** Start Data shown **
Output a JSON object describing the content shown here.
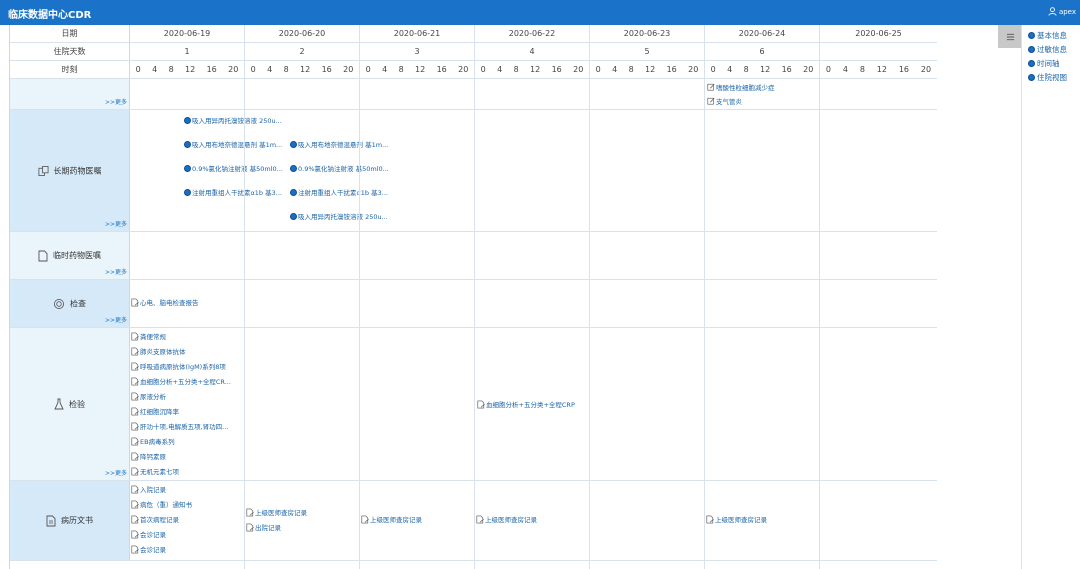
{
  "app": {
    "title": "临床数据中心CDR",
    "user": "apex"
  },
  "header": {
    "date_label": "日期",
    "days_label": "住院天数",
    "time_label": "时刻",
    "dates": [
      "2020-06-19",
      "2020-06-20",
      "2020-06-21",
      "2020-06-22",
      "2020-06-23",
      "2020-06-24",
      "2020-06-25"
    ],
    "day_numbers": [
      "1",
      "2",
      "3",
      "4",
      "5",
      "6",
      ""
    ],
    "hours": [
      "0",
      "4",
      "8",
      "12",
      "16",
      "20"
    ]
  },
  "rows": {
    "diagnosis": {
      "more": ">>更多",
      "items": [
        {
          "day": 5,
          "text": "嗜酸性粒细胞减少症"
        },
        {
          "day": 5,
          "text": "支气管炎"
        }
      ]
    },
    "long_term": {
      "label": "长期药物医嘱",
      "more": ">>更多",
      "items": [
        {
          "col": 0,
          "line": 0,
          "text": "吸入用异丙托溴铵溶液 250u..."
        },
        {
          "col": 0,
          "line": 1,
          "text": "吸入用布地奈德混悬剂 基1m..."
        },
        {
          "col": 1,
          "line": 1,
          "text": "吸入用布地奈德混悬剂 基1m..."
        },
        {
          "col": 0,
          "line": 2,
          "text": "0.9%氯化钠注射液 基50ml0..."
        },
        {
          "col": 1,
          "line": 2,
          "text": "0.9%氯化钠注射液 基50ml0..."
        },
        {
          "col": 0,
          "line": 3,
          "text": "注射用重组人干扰素α1b 基3..."
        },
        {
          "col": 1,
          "line": 3,
          "text": "注射用重组人干扰素α1b 基3..."
        },
        {
          "col": 1,
          "line": 4,
          "text": "吸入用异丙托溴铵溶液 250u..."
        }
      ]
    },
    "temporary": {
      "label": "临时药物医嘱",
      "more": ">>更多"
    },
    "exam": {
      "label": "检查",
      "more": ">>更多",
      "items": [
        "心电、脑电检查报告"
      ]
    },
    "lab": {
      "label": "检验",
      "more": ">>更多",
      "items": [
        "粪便常规",
        "肺炎支原体抗体",
        "呼吸道病原抗体(IgM)系列8项",
        "血细胞分析+五分类+全程CR...",
        "尿液分析",
        "红细胞沉降率",
        "肝功十项,电解质五项,肾功四...",
        "EB病毒系列",
        "降钙素原",
        "无机元素七项"
      ],
      "day4": "血细胞分析+五分类+全程CRP"
    },
    "records": {
      "label": "病历文书",
      "day1": [
        "入院记录",
        "病危（重）通知书",
        "首次病程记录",
        "会诊记录",
        "会诊记录"
      ],
      "day2": [
        "上级医师查房记录",
        "出院记录"
      ],
      "day3": [
        "上级医师查房记录"
      ],
      "day4": [
        "上级医师查房记录"
      ],
      "day6": [
        "上级医师查房记录"
      ]
    }
  },
  "sidebar": {
    "items": [
      "基本信息",
      "过敏信息",
      "时间轴",
      "住院视图"
    ]
  },
  "colors": {
    "topbar": "#1a73c8",
    "label_bg": "#d6e9f8",
    "link": "#1a63a8"
  }
}
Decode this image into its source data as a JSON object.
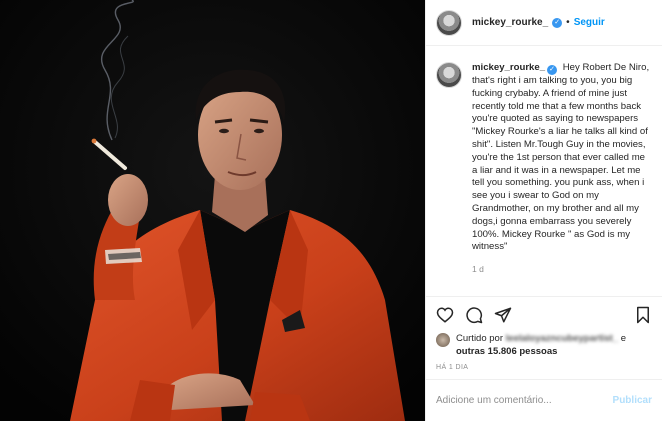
{
  "post": {
    "author": {
      "username": "mickey_rourke_",
      "verified_icon": "verified-badge-icon",
      "separator": "•",
      "follow_label": "Seguir"
    },
    "media": {
      "icon": "portrait-photo"
    },
    "caption": {
      "username": "mickey_rourke_",
      "text": "Hey Robert De Niro, that's right i am talking to you, you big fucking crybaby. A friend of mine just recently told me that a few months back you're quoted as saying to newspapers \"Mickey Rourke's a liar he talks all kind of shit\". Listen Mr.Tough Guy in the movies, you're the 1st person that ever called me a liar and it was in a newspaper. Let me tell you something. you punk ass, when i see you i swear to God on my Grandmother, on my brother and all my dogs,i gonna embarrass you severely 100%. Mickey Rourke \" as God is my witness\"",
      "relative_time": "1 d"
    },
    "actions": {
      "like_icon": "heart-icon",
      "comment_icon": "comment-icon",
      "share_icon": "share-icon",
      "save_icon": "bookmark-icon"
    },
    "likes": {
      "prefix": "Curtido por",
      "liker": "leelaloyazncubeypartist_",
      "connector": "e",
      "others": "outras 15.806 pessoas"
    },
    "date_label": "HÁ 1 DIA",
    "comment": {
      "placeholder": "Adicione um comentário...",
      "publish_label": "Publicar"
    },
    "colors": {
      "link": "#0095f6",
      "publish_disabled": "#b2dffc",
      "jacket": "#d6461c",
      "background": "#050505"
    }
  }
}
** End Data shown **
= Problem description =
Your copy should match the records word for word, with the pictures removed.

= Solved exercise =
Output a JSON object describing the content shown here.
{
  "app": {
    "title": "临床数据中心CDR",
    "user": "apex"
  },
  "header": {
    "date_label": "日期",
    "days_label": "住院天数",
    "time_label": "时刻",
    "dates": [
      "2020-06-19",
      "2020-06-20",
      "2020-06-21",
      "2020-06-22",
      "2020-06-23",
      "2020-06-24",
      "2020-06-25"
    ],
    "day_numbers": [
      "1",
      "2",
      "3",
      "4",
      "5",
      "6",
      ""
    ],
    "hours": [
      "0",
      "4",
      "8",
      "12",
      "16",
      "20"
    ]
  },
  "rows": {
    "diagnosis": {
      "more": ">>更多",
      "items": [
        {
          "day": 5,
          "text": "嗜酸性粒细胞减少症"
        },
        {
          "day": 5,
          "text": "支气管炎"
        }
      ]
    },
    "long_term": {
      "label": "长期药物医嘱",
      "more": ">>更多",
      "items": [
        {
          "col": 0,
          "line": 0,
          "text": "吸入用异丙托溴铵溶液 250u..."
        },
        {
          "col": 0,
          "line": 1,
          "text": "吸入用布地奈德混悬剂 基1m..."
        },
        {
          "col": 1,
          "line": 1,
          "text": "吸入用布地奈德混悬剂 基1m..."
        },
        {
          "col": 0,
          "line": 2,
          "text": "0.9%氯化钠注射液 基50ml0..."
        },
        {
          "col": 1,
          "line": 2,
          "text": "0.9%氯化钠注射液 基50ml0..."
        },
        {
          "col": 0,
          "line": 3,
          "text": "注射用重组人干扰素α1b 基3..."
        },
        {
          "col": 1,
          "line": 3,
          "text": "注射用重组人干扰素α1b 基3..."
        },
        {
          "col": 1,
          "line": 4,
          "text": "吸入用异丙托溴铵溶液 250u..."
        }
      ]
    },
    "temporary": {
      "label": "临时药物医嘱",
      "more": ">>更多"
    },
    "exam": {
      "label": "检查",
      "more": ">>更多",
      "items": [
        "心电、脑电检查报告"
      ]
    },
    "lab": {
      "label": "检验",
      "more": ">>更多",
      "items": [
        "粪便常规",
        "肺炎支原体抗体",
        "呼吸道病原抗体(IgM)系列8项",
        "血细胞分析+五分类+全程CR...",
        "尿液分析",
        "红细胞沉降率",
        "肝功十项,电解质五项,肾功四...",
        "EB病毒系列",
        "降钙素原",
        "无机元素七项"
      ],
      "day4": "血细胞分析+五分类+全程CRP"
    },
    "records": {
      "label": "病历文书",
      "day1": [
        "入院记录",
        "病危（重）通知书",
        "首次病程记录",
        "会诊记录",
        "会诊记录"
      ],
      "day2": [
        "上级医师查房记录",
        "出院记录"
      ],
      "day3": [
        "上级医师查房记录"
      ],
      "day4": [
        "上级医师查房记录"
      ],
      "day6": [
        "上级医师查房记录"
      ]
    }
  },
  "sidebar": {
    "items": [
      "基本信息",
      "过敏信息",
      "时间轴",
      "住院视图"
    ]
  },
  "colors": {
    "topbar": "#1a73c8",
    "label_bg": "#d6e9f8",
    "link": "#1a63a8"
  }
}
Decode this image into its source data as a JSON object.
{
  "post": {
    "author": {
      "username": "mickey_rourke_",
      "verified_icon": "verified-badge-icon",
      "separator": "•",
      "follow_label": "Seguir"
    },
    "media": {
      "icon": "portrait-photo"
    },
    "caption": {
      "username": "mickey_rourke_",
      "text": "Hey Robert De Niro, that's right i am talking to you, you big fucking crybaby. A friend of mine just recently told me that a few months back you're quoted as saying to newspapers \"Mickey Rourke's a liar he talks all kind of shit\". Listen Mr.Tough Guy in the movies, you're the 1st person that ever called me a liar and it was in a newspaper. Let me tell you something. you punk ass, when i see you i swear to God on my Grandmother, on my brother and all my dogs,i gonna embarrass you severely 100%. Mickey Rourke \" as God is my witness\"",
      "relative_time": "1 d"
    },
    "actions": {
      "like_icon": "heart-icon",
      "comment_icon": "comment-icon",
      "share_icon": "share-icon",
      "save_icon": "bookmark-icon"
    },
    "likes": {
      "prefix": "Curtido por",
      "liker": "leelaloyazncubeypartist_",
      "connector": "e",
      "others": "outras 15.806 pessoas"
    },
    "date_label": "HÁ 1 DIA",
    "comment": {
      "placeholder": "Adicione um comentário...",
      "publish_label": "Publicar"
    },
    "colors": {
      "link": "#0095f6",
      "publish_disabled": "#b2dffc",
      "jacket": "#d6461c",
      "background": "#050505"
    }
  }
}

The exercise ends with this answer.